Written exercise
Every record must be repeated exactly; omit any pictures they contain.
***** Provided information
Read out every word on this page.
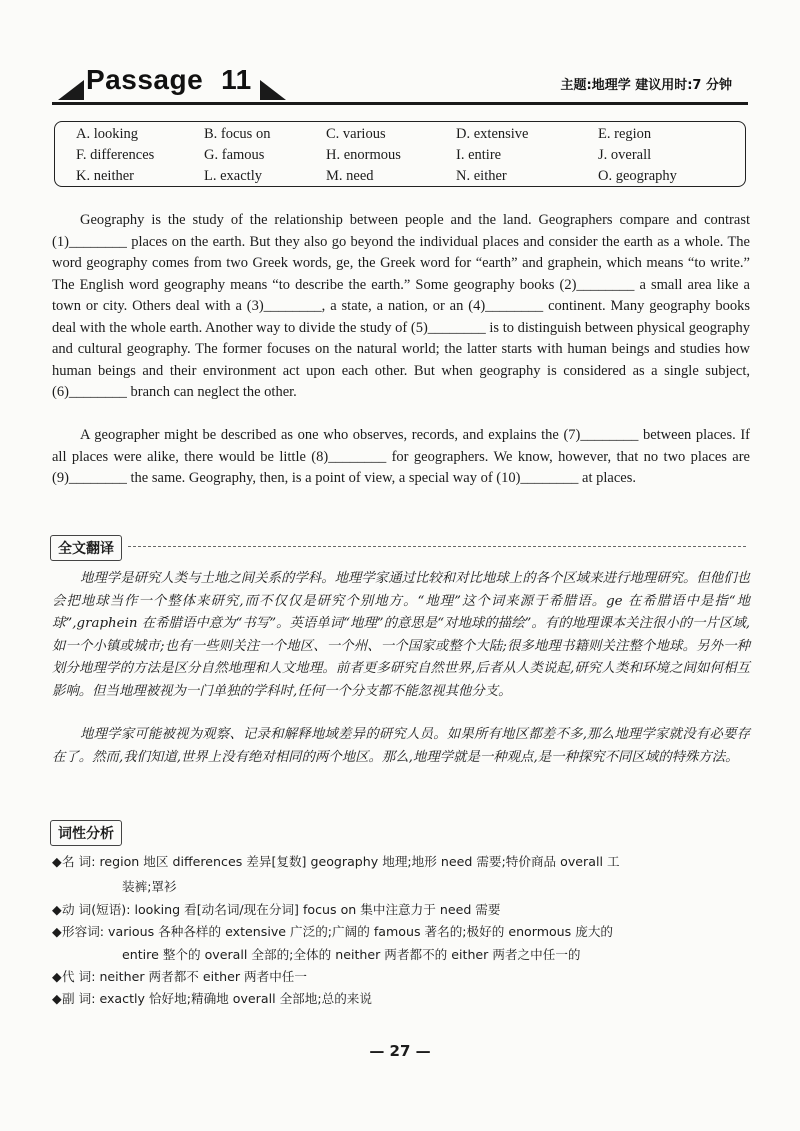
Passage 11	主题:地理学 建议用时:7 分钟
A. looking	B. focus on	C. various	D. extensive	E. region
F. differences	G. famous	H. enormous	I. entire	J. overall
K. neither	L. exactly	M. need	N. either	O. geography

Geography is the study of the relationship between people and the land. Geographers compare and contrast (1)________ places on the earth. But they also go beyond the individual places and consider the earth as a whole. The word geography comes from two Greek words, ge, the Greek word for “earth” and graphein, which means “to write.” The English word geography means “to describe the earth.” Some geography books (2)________ a small area like a town or city. Others deal with a (3)________, a state, a nation, or an (4)________ continent. Many geography books deal with the whole earth. Another way to divide the study of (5)________ is to distinguish between physical geography and cultural geography. The former focuses on the natural world; the latter starts with human beings and studies how human beings and their environment act upon each other. But when geography is considered as a single subject, (6)________ branch can neglect the other.

A geographer might be described as one who observes, records, and explains the (7)________ between places. If all places were alike, there would be little (8)________ for geographers. We know, however, that no two places are (9)________ the same. Geography, then, is a point of view, a special way of (10)________ at places.

全文翻译

地理学是研究人类与土地之间关系的学科。地理学家通过比较和对比地球上的各个区域来进行地理研究。但他们也会把地球当作一个整体来研究,而不仅仅是研究个别地方。“地理”这个词来源于希腊语。ge 在希腊语中是指“地球”,graphein 在希腊语中意为“书写”。英语单词“地理”的意思是“对地球的描绘”。有的地理课本关注很小的一片区域,如一个小镇或城市;也有一些则关注一个地区、一个州、一个国家或整个大陆;很多地理书籍则关注整个地球。另外一种划分地理学的方法是区分自然地理和人文地理。前者更多研究自然世界,后者从人类说起,研究人类和环境之间如何相互影响。但当地理被视为一门单独的学科时,任何一个分支都不能忽视其他分支。

地理学家可能被视为观察、记录和解释地域差异的研究人员。如果所有地区都差不多,那么地理学家就没有必要存在了。然而,我们知道,世界上没有绝对相同的两个地区。那么,地理学就是一种观点,是一种探究不同区域的特殊方法。

词性分析
◆名 词: region 地区 differences 差异[复数] geography 地理;地形 need 需要;特价商品 overall 工
装裤;罩衫
◆动 词(短语): looking 看[动名词/现在分词] focus on 集中注意力于 need 需要
◆形容词: various 各种各样的 extensive 广泛的;广阔的 famous 著名的;极好的 enormous 庞大的
entire 整个的 overall 全部的;全体的 neither 两者都不的 either 两者之中任一的
◆代 词: neither 两者都不 either 两者中任一
◆副 词: exactly 恰好地;精确地 overall 全部地;总的来说
— 27 —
**********
Full solution
Read out every word on this page.
Passage 11	主题:地理学 建议用时:7 分钟
A. looking	B. focus on	C. various	D. extensive	E. region
F. differences	G. famous	H. enormous	I. entire	J. overall
K. neither	L. exactly	M. need	N. either	O. geography

Geography is the study of the relationship between people and the land. Geographers compare and contrast (1)________ places on the earth. But they also go beyond the individual places and consider the earth as a whole. The word geography comes from two Greek words, ge, the Greek word for “earth” and graphein, which means “to write.” The English word geography means “to describe the earth.” Some geography books (2)________ a small area like a town or city. Others deal with a (3)________, a state, a nation, or an (4)________ continent. Many geography books deal with the whole earth. Another way to divide the study of (5)________ is to distinguish between physical geography and cultural geography. The former focuses on the natural world; the latter starts with human beings and studies how human beings and their environment act upon each other. But when geography is considered as a single subject, (6)________ branch can neglect the other.

A geographer might be described as one who observes, records, and explains the (7)________ between places. If all places were alike, there would be little (8)________ for geographers. We know, however, that no two places are (9)________ the same. Geography, then, is a point of view, a special way of (10)________ at places.

全文翻译

地理学是研究人类与土地之间关系的学科。地理学家通过比较和对比地球上的各个区域来进行地理研究。但他们也会把地球当作一个整体来研究,而不仅仅是研究个别地方。“地理”这个词来源于希腊语。ge 在希腊语中是指“地球”,graphein 在希腊语中意为“书写”。英语单词“地理”的意思是“对地球的描绘”。有的地理课本关注很小的一片区域,如一个小镇或城市;也有一些则关注一个地区、一个州、一个国家或整个大陆;很多地理书籍则关注整个地球。另外一种划分地理学的方法是区分自然地理和人文地理。前者更多研究自然世界,后者从人类说起,研究人类和环境之间如何相互影响。但当地理被视为一门单独的学科时,任何一个分支都不能忽视其他分支。

地理学家可能被视为观察、记录和解释地域差异的研究人员。如果所有地区都差不多,那么地理学家就没有必要存在了。然而,我们知道,世界上没有绝对相同的两个地区。那么,地理学就是一种观点,是一种探究不同区域的特殊方法。

词性分析
◆名 词: region 地区 differences 差异[复数] geography 地理;地形 need 需要;特价商品 overall 工
装裤;罩衫
◆动 词(短语): looking 看[动名词/现在分词] focus on 集中注意力于 need 需要
◆形容词: various 各种各样的 extensive 广泛的;广阔的 famous 著名的;极好的 enormous 庞大的
entire 整个的 overall 全部的;全体的 neither 两者都不的 either 两者之中任一的
◆代 词: neither 两者都不 either 两者中任一
◆副 词: exactly 恰好地;精确地 overall 全部地;总的来说
— 27 —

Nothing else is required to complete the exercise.